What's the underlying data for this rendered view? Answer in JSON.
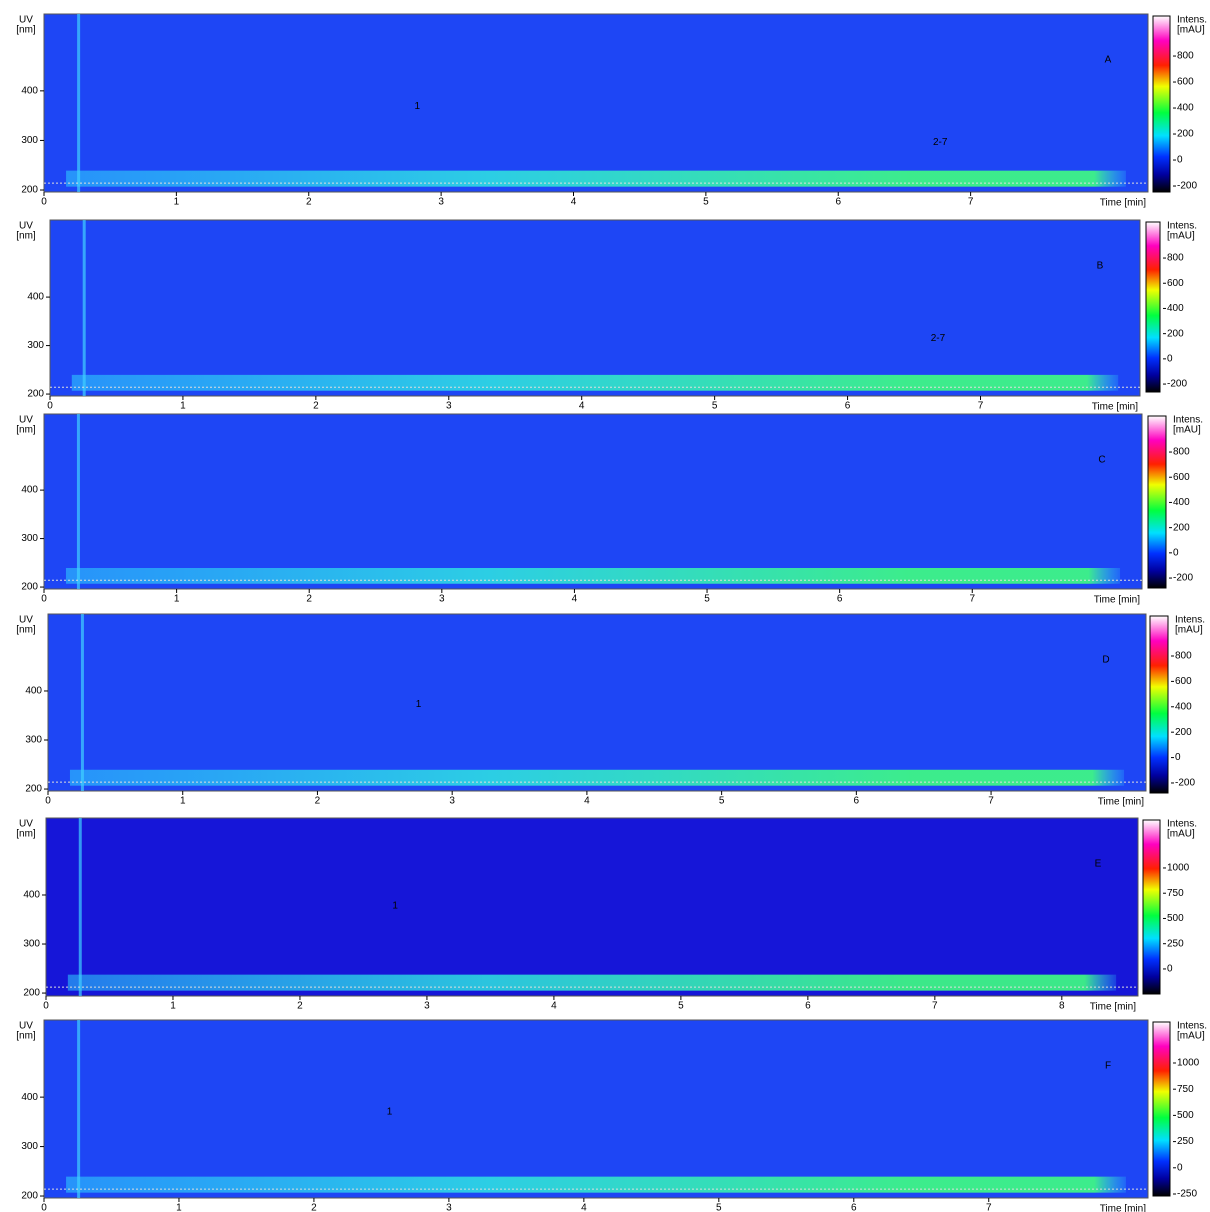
{
  "chart_data": [
    {
      "type": "heatmap",
      "title": "A",
      "ylabel": [
        "UV",
        "[nm]"
      ],
      "xlabel": "Time [min]",
      "colorbar_label": [
        "Intens.",
        "[mAU]"
      ],
      "xlim": [
        0,
        8.34
      ],
      "xticks": [
        0,
        1,
        2,
        3,
        4,
        5,
        6,
        7
      ],
      "ylim": [
        196,
        555
      ],
      "yticks": [
        200,
        300,
        400
      ],
      "clim": [
        -246,
        1108
      ],
      "cticks": [
        -200,
        0,
        200,
        400,
        600,
        800
      ],
      "background": "#1e46f5",
      "annotations": [
        {
          "text": "1",
          "x": 2.82,
          "y": 369
        },
        {
          "text": "2-7",
          "x": 6.77,
          "y": 296
        }
      ]
    },
    {
      "type": "heatmap",
      "title": "B",
      "ylabel": [
        "UV",
        "[nm]"
      ],
      "xlabel": "Time [min]",
      "colorbar_label": [
        "Intens.",
        "[mAU]"
      ],
      "xlim": [
        0,
        8.2
      ],
      "xticks": [
        0,
        1,
        2,
        3,
        4,
        5,
        6,
        7
      ],
      "ylim": [
        196,
        559
      ],
      "yticks": [
        200,
        300,
        400
      ],
      "clim": [
        -263,
        1086
      ],
      "cticks": [
        -200,
        0,
        200,
        400,
        600,
        800
      ],
      "background": "#1e46f5",
      "annotations": [
        {
          "text": "2-7",
          "x": 6.68,
          "y": 315
        }
      ]
    },
    {
      "type": "heatmap",
      "title": "C",
      "ylabel": [
        "UV",
        "[nm]"
      ],
      "xlabel": "Time [min]",
      "colorbar_label": [
        "Intens.",
        "[mAU]"
      ],
      "xlim": [
        0,
        8.28
      ],
      "xticks": [
        0,
        1,
        2,
        3,
        4,
        5,
        6,
        7
      ],
      "ylim": [
        196,
        557
      ],
      "yticks": [
        200,
        300,
        400
      ],
      "clim": [
        -279,
        1086
      ],
      "cticks": [
        -200,
        0,
        200,
        400,
        600,
        800
      ],
      "background": "#1e46f5",
      "annotations": []
    },
    {
      "type": "heatmap",
      "title": "D",
      "ylabel": [
        "UV",
        "[nm]"
      ],
      "xlabel": "Time [min]",
      "colorbar_label": [
        "Intens.",
        "[mAU]"
      ],
      "xlim": [
        0,
        8.15
      ],
      "xticks": [
        0,
        1,
        2,
        3,
        4,
        5,
        6,
        7
      ],
      "ylim": [
        196,
        557
      ],
      "yticks": [
        200,
        300,
        400
      ],
      "clim": [
        -279,
        1115
      ],
      "cticks": [
        -200,
        0,
        200,
        400,
        600,
        800
      ],
      "background": "#1e46f5",
      "annotations": [
        {
          "text": "1",
          "x": 2.75,
          "y": 373
        }
      ]
    },
    {
      "type": "heatmap",
      "title": "E",
      "ylabel": [
        "UV",
        "[nm]"
      ],
      "xlabel": "Time [min]",
      "colorbar_label": [
        "Intens.",
        "[mAU]"
      ],
      "xlim": [
        0,
        8.6
      ],
      "xticks": [
        0,
        1,
        2,
        3,
        4,
        5,
        6,
        7,
        8
      ],
      "ylim": [
        194,
        557
      ],
      "yticks": [
        200,
        300,
        400
      ],
      "clim": [
        -248,
        1475
      ],
      "cticks": [
        0,
        250,
        500,
        750,
        1000
      ],
      "background": "#1616d8",
      "annotations": [
        {
          "text": "1",
          "x": 2.75,
          "y": 378
        }
      ]
    },
    {
      "type": "heatmap",
      "title": "F",
      "ylabel": [
        "UV",
        "[nm]"
      ],
      "xlabel": "Time [min]",
      "colorbar_label": [
        "Intens.",
        "[mAU]"
      ],
      "xlim": [
        0,
        8.18
      ],
      "xticks": [
        0,
        1,
        2,
        3,
        4,
        5,
        6,
        7
      ],
      "ylim": [
        196,
        556
      ],
      "yticks": [
        200,
        300,
        400
      ],
      "clim": [
        -269,
        1391
      ],
      "cticks": [
        -250,
        0,
        250,
        500,
        750,
        1000
      ],
      "background": "#1e46f5",
      "annotations": [
        {
          "text": "1",
          "x": 2.56,
          "y": 370
        }
      ]
    }
  ]
}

· · ·

• **Problem to work on**
Return the whole listing, word for word, and leave out every picture.

• **Solution to the exercise**
What's the underlying data for this rendered view? Answer in JSON.
{
  "chart_data": [
    {
      "type": "heatmap",
      "title": "A",
      "ylabel": [
        "UV",
        "[nm]"
      ],
      "xlabel": "Time [min]",
      "colorbar_label": [
        "Intens.",
        "[mAU]"
      ],
      "xlim": [
        0,
        8.34
      ],
      "xticks": [
        0,
        1,
        2,
        3,
        4,
        5,
        6,
        7
      ],
      "ylim": [
        196,
        555
      ],
      "yticks": [
        200,
        300,
        400
      ],
      "clim": [
        -246,
        1108
      ],
      "cticks": [
        -200,
        0,
        200,
        400,
        600,
        800
      ],
      "background": "#1e46f5",
      "annotations": [
        {
          "text": "1",
          "x": 2.82,
          "y": 369
        },
        {
          "text": "2-7",
          "x": 6.77,
          "y": 296
        }
      ]
    },
    {
      "type": "heatmap",
      "title": "B",
      "ylabel": [
        "UV",
        "[nm]"
      ],
      "xlabel": "Time [min]",
      "colorbar_label": [
        "Intens.",
        "[mAU]"
      ],
      "xlim": [
        0,
        8.2
      ],
      "xticks": [
        0,
        1,
        2,
        3,
        4,
        5,
        6,
        7
      ],
      "ylim": [
        196,
        559
      ],
      "yticks": [
        200,
        300,
        400
      ],
      "clim": [
        -263,
        1086
      ],
      "cticks": [
        -200,
        0,
        200,
        400,
        600,
        800
      ],
      "background": "#1e46f5",
      "annotations": [
        {
          "text": "2-7",
          "x": 6.68,
          "y": 315
        }
      ]
    },
    {
      "type": "heatmap",
      "title": "C",
      "ylabel": [
        "UV",
        "[nm]"
      ],
      "xlabel": "Time [min]",
      "colorbar_label": [
        "Intens.",
        "[mAU]"
      ],
      "xlim": [
        0,
        8.28
      ],
      "xticks": [
        0,
        1,
        2,
        3,
        4,
        5,
        6,
        7
      ],
      "ylim": [
        196,
        557
      ],
      "yticks": [
        200,
        300,
        400
      ],
      "clim": [
        -279,
        1086
      ],
      "cticks": [
        -200,
        0,
        200,
        400,
        600,
        800
      ],
      "background": "#1e46f5",
      "annotations": []
    },
    {
      "type": "heatmap",
      "title": "D",
      "ylabel": [
        "UV",
        "[nm]"
      ],
      "xlabel": "Time [min]",
      "colorbar_label": [
        "Intens.",
        "[mAU]"
      ],
      "xlim": [
        0,
        8.15
      ],
      "xticks": [
        0,
        1,
        2,
        3,
        4,
        5,
        6,
        7
      ],
      "ylim": [
        196,
        557
      ],
      "yticks": [
        200,
        300,
        400
      ],
      "clim": [
        -279,
        1115
      ],
      "cticks": [
        -200,
        0,
        200,
        400,
        600,
        800
      ],
      "background": "#1e46f5",
      "annotations": [
        {
          "text": "1",
          "x": 2.75,
          "y": 373
        }
      ]
    },
    {
      "type": "heatmap",
      "title": "E",
      "ylabel": [
        "UV",
        "[nm]"
      ],
      "xlabel": "Time [min]",
      "colorbar_label": [
        "Intens.",
        "[mAU]"
      ],
      "xlim": [
        0,
        8.6
      ],
      "xticks": [
        0,
        1,
        2,
        3,
        4,
        5,
        6,
        7,
        8
      ],
      "ylim": [
        194,
        557
      ],
      "yticks": [
        200,
        300,
        400
      ],
      "clim": [
        -248,
        1475
      ],
      "cticks": [
        0,
        250,
        500,
        750,
        1000
      ],
      "background": "#1616d8",
      "annotations": [
        {
          "text": "1",
          "x": 2.75,
          "y": 378
        }
      ]
    },
    {
      "type": "heatmap",
      "title": "F",
      "ylabel": [
        "UV",
        "[nm]"
      ],
      "xlabel": "Time [min]",
      "colorbar_label": [
        "Intens.",
        "[mAU]"
      ],
      "xlim": [
        0,
        8.18
      ],
      "xticks": [
        0,
        1,
        2,
        3,
        4,
        5,
        6,
        7
      ],
      "ylim": [
        196,
        556
      ],
      "yticks": [
        200,
        300,
        400
      ],
      "clim": [
        -269,
        1391
      ],
      "cticks": [
        -250,
        0,
        250,
        500,
        750,
        1000
      ],
      "background": "#1e46f5",
      "annotations": [
        {
          "text": "1",
          "x": 2.56,
          "y": 370
        }
      ]
    }
  ]
}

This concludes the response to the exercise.